> Do this: Look for "колледжа" in each line of the entries, and return the matching lines.

==== Material ====

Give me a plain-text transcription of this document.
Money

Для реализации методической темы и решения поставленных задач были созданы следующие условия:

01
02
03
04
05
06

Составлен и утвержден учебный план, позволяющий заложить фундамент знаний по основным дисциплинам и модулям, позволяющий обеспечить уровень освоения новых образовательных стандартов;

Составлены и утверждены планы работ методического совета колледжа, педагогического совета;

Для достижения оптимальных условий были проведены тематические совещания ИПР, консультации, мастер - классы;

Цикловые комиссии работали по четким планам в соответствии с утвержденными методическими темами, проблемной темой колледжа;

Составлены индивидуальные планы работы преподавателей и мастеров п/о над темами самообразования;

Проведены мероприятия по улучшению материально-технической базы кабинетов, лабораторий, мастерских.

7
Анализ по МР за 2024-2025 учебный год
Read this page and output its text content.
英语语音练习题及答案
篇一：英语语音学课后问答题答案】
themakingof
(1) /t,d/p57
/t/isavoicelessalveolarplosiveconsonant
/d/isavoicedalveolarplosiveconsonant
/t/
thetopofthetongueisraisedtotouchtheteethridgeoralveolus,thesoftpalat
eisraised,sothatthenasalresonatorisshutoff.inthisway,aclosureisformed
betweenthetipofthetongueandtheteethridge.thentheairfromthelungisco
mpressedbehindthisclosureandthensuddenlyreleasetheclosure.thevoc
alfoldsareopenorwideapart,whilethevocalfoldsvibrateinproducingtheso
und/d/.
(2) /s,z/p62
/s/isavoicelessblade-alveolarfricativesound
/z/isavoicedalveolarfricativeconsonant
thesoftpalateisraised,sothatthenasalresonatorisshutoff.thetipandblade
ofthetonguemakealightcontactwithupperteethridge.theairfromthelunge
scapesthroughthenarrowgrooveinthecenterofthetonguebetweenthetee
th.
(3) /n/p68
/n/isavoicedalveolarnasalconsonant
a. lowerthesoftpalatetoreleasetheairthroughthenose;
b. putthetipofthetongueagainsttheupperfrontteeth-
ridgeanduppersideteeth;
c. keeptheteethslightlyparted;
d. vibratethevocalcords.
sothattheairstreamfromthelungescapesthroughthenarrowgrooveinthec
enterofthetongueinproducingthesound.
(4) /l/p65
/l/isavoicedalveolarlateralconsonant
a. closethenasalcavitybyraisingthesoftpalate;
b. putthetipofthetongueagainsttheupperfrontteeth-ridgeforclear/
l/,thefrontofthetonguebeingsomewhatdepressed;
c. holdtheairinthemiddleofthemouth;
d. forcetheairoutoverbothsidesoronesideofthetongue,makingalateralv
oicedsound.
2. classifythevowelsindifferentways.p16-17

====

> Reply to the task:
Составлены и утверждены планы работ методического совета колледжа, педагогического совета;
Цикловые комиссии работали по четким планам в соответствии с утвержденными методическими темами, проблемной темой колледжа;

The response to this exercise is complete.